**** Given data ****
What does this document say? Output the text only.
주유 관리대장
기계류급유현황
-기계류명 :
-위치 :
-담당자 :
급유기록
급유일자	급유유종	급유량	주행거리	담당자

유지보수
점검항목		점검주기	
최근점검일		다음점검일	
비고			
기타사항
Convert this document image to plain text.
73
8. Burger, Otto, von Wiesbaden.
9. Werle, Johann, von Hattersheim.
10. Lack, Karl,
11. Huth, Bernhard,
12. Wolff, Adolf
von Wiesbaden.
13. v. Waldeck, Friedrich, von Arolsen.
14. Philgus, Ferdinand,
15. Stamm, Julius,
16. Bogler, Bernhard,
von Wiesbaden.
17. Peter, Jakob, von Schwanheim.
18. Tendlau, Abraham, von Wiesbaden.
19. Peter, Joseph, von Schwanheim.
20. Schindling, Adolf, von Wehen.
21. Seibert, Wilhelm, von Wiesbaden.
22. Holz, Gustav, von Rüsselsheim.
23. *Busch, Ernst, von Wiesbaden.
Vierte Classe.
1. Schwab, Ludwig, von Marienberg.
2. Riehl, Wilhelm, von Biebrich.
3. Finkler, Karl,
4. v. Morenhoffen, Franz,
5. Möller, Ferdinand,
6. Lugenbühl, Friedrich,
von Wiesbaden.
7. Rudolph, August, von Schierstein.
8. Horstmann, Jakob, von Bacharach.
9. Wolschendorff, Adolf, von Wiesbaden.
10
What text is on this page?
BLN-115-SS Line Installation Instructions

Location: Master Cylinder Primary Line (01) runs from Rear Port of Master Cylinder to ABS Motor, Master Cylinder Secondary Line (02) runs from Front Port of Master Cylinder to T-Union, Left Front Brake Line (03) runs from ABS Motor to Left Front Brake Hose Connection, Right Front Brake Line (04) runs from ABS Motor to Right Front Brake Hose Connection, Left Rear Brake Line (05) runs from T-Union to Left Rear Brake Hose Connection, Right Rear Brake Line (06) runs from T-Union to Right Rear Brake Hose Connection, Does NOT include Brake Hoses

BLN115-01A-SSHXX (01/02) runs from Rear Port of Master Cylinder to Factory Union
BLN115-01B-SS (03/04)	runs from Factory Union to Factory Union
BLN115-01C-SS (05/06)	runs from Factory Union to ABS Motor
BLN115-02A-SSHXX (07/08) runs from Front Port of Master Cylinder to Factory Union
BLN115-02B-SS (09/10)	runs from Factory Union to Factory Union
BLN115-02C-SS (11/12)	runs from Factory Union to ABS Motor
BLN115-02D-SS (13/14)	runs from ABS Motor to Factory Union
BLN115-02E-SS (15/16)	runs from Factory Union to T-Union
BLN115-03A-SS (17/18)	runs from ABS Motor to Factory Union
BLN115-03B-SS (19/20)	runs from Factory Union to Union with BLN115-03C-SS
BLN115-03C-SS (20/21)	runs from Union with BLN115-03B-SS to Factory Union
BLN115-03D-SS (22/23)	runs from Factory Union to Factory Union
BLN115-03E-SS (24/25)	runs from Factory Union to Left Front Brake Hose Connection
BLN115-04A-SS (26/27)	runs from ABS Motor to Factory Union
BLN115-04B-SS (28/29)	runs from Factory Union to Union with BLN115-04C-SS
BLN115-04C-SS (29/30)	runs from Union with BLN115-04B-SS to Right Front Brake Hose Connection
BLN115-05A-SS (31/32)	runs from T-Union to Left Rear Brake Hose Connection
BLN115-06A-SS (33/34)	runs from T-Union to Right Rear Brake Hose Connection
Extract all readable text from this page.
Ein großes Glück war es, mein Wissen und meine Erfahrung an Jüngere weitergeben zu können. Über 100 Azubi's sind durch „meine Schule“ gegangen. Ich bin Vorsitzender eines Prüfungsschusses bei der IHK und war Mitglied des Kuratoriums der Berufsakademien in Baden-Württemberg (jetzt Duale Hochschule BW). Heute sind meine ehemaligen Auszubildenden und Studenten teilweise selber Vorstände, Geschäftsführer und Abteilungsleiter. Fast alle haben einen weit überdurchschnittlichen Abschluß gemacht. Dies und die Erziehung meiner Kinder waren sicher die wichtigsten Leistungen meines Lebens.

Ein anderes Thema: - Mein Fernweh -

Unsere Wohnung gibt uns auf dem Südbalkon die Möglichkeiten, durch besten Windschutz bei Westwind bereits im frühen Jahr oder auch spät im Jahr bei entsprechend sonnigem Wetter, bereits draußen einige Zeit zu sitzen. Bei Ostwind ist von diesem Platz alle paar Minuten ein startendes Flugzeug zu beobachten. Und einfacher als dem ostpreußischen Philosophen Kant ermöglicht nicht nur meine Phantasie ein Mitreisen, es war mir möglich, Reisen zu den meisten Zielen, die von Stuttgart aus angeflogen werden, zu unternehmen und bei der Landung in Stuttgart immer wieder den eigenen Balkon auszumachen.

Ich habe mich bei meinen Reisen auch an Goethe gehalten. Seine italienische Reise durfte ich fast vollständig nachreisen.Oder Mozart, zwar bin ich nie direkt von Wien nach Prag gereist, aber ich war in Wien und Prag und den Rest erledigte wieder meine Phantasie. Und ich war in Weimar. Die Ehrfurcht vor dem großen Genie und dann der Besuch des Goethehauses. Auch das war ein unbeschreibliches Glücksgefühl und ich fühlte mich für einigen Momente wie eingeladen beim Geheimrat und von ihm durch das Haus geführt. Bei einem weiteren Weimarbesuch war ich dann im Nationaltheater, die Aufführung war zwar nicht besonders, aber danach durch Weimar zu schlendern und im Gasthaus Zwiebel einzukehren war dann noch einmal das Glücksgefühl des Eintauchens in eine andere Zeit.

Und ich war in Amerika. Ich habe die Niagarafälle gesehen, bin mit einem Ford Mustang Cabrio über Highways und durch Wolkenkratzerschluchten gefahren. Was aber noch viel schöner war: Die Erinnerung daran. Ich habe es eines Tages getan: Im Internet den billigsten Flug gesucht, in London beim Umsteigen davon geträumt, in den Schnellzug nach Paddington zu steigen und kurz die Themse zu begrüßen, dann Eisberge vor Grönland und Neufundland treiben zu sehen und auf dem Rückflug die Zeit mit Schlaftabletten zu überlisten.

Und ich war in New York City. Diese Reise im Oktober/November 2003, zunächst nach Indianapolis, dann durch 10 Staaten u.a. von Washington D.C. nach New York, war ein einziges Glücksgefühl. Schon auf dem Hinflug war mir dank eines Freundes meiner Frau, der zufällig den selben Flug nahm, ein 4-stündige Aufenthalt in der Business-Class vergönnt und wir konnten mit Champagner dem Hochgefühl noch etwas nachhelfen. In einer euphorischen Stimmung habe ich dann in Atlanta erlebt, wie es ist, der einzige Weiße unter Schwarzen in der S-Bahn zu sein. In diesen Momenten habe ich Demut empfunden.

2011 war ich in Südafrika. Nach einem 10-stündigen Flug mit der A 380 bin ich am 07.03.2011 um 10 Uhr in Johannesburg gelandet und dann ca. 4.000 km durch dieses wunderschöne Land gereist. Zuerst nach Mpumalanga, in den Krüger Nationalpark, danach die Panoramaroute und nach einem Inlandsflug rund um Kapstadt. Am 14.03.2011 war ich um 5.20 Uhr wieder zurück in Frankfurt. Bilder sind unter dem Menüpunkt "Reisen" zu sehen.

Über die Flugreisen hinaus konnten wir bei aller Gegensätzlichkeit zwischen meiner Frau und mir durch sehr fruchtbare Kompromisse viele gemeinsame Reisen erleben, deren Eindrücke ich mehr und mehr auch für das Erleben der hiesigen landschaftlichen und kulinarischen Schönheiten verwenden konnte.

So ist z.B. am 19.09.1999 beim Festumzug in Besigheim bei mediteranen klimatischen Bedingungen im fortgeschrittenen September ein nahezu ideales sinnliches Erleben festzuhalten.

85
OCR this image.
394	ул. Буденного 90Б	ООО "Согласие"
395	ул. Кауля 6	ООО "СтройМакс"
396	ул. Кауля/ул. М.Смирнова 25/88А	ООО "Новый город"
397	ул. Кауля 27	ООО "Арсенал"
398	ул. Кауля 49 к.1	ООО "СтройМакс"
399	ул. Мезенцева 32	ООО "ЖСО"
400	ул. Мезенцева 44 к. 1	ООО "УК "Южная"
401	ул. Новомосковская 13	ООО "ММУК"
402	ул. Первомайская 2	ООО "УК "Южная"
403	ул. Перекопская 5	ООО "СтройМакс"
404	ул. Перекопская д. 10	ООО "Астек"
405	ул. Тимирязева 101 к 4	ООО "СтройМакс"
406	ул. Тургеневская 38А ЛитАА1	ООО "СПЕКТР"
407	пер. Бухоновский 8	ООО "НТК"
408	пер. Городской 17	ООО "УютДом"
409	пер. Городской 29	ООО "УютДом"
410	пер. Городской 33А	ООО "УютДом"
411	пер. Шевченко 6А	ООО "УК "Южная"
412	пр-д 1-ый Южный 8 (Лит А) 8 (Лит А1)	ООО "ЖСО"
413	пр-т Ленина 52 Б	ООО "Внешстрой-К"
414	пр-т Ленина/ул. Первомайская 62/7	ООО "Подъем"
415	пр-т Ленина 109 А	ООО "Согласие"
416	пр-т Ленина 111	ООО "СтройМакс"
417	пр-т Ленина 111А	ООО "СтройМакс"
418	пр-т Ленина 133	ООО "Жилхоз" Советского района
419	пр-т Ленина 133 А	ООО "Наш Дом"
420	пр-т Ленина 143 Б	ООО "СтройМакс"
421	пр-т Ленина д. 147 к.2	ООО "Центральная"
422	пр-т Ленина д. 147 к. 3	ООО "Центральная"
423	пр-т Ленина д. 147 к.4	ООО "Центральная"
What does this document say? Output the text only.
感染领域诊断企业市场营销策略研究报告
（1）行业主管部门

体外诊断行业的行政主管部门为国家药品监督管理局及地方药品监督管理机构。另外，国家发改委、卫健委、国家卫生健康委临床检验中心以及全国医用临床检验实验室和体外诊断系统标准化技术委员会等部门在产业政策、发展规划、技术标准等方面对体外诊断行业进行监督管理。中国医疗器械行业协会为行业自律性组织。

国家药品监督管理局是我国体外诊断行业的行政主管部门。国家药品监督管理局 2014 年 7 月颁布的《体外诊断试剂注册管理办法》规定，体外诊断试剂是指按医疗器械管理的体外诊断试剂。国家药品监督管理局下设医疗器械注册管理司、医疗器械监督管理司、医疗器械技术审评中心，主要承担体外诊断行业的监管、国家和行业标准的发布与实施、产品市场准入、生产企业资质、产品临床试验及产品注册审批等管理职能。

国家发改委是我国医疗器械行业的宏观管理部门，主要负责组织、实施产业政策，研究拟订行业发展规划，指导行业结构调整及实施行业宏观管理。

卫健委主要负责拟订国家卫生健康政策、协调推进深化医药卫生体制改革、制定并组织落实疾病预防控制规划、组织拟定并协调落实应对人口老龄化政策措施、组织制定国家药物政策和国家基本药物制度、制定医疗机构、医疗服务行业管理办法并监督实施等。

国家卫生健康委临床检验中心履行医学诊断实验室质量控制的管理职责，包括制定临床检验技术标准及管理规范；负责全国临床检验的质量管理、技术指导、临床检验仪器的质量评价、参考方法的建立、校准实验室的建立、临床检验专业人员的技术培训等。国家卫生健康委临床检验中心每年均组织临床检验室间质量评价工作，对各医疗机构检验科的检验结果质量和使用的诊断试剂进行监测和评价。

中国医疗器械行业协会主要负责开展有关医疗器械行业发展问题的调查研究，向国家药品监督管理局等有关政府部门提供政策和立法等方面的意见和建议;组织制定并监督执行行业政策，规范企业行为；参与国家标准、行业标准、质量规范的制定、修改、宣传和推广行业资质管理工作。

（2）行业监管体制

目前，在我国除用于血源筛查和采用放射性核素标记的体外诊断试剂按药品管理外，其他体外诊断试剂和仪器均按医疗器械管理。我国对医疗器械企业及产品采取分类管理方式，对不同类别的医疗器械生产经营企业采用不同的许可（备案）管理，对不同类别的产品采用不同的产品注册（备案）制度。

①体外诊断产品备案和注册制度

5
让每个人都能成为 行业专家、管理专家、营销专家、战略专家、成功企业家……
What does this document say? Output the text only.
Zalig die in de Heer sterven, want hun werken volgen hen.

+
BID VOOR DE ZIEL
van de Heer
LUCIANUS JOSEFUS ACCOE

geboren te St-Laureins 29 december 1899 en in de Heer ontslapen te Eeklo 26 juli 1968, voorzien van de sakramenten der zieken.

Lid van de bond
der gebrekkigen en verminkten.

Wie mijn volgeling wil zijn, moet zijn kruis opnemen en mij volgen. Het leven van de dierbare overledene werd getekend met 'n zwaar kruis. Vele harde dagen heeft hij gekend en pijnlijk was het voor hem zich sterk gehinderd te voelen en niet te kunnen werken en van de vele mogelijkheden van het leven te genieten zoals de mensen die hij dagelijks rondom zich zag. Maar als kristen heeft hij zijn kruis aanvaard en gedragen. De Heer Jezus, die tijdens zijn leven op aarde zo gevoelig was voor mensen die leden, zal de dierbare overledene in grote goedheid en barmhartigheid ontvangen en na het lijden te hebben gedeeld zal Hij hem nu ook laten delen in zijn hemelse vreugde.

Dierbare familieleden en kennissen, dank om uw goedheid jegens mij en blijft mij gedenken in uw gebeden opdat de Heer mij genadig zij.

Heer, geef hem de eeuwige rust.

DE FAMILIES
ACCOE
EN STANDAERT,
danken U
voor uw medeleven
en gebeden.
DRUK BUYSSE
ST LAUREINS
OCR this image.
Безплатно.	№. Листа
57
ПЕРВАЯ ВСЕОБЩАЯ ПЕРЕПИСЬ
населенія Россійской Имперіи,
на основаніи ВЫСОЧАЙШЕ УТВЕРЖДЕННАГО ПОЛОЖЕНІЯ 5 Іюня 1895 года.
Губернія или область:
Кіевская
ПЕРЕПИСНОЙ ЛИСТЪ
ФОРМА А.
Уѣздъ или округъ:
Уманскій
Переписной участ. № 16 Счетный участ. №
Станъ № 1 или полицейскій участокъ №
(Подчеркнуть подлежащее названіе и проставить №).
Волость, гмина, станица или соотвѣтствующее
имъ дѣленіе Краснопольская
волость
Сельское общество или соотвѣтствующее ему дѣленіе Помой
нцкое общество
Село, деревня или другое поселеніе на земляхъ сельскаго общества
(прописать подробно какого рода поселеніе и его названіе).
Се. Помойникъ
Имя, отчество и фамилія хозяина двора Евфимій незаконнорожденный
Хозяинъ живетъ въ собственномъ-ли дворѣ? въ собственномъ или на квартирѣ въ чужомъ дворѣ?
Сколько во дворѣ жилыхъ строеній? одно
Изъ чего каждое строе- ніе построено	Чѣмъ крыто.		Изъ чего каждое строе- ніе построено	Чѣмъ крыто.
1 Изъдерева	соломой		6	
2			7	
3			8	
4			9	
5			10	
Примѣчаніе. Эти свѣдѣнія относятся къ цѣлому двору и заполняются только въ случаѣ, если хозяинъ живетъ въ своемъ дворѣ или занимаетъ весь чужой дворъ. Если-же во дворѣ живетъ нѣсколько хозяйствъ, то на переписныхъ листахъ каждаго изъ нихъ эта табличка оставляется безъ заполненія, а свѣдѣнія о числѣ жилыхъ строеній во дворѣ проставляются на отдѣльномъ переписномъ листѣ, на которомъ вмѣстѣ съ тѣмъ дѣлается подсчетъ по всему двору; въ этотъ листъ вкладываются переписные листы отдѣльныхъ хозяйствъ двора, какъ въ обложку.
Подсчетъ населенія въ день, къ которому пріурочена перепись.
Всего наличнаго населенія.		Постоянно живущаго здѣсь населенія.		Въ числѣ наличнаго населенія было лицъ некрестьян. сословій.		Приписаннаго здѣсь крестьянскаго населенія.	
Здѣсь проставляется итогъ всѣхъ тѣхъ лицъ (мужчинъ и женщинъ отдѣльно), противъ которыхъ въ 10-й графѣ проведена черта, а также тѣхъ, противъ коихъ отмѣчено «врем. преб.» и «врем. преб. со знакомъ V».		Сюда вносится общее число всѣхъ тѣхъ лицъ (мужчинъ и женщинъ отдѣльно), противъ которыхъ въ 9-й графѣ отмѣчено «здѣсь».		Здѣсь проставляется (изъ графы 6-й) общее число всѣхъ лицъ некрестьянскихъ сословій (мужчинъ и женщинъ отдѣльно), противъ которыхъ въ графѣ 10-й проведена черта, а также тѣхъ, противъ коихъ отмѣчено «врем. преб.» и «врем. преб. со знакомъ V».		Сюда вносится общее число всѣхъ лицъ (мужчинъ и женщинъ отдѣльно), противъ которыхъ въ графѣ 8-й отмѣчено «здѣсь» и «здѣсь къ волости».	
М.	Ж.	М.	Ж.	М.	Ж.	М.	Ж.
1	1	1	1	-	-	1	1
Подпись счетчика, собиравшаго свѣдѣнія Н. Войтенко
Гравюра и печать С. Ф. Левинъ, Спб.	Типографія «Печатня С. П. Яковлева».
****
Go through the records above and copy every line with the word "Adolf".

12. Wolff, Adolf
20. Schindling, Adolf, von Wehen.
9. Wolschendorff, Adolf, von Wiesbaden.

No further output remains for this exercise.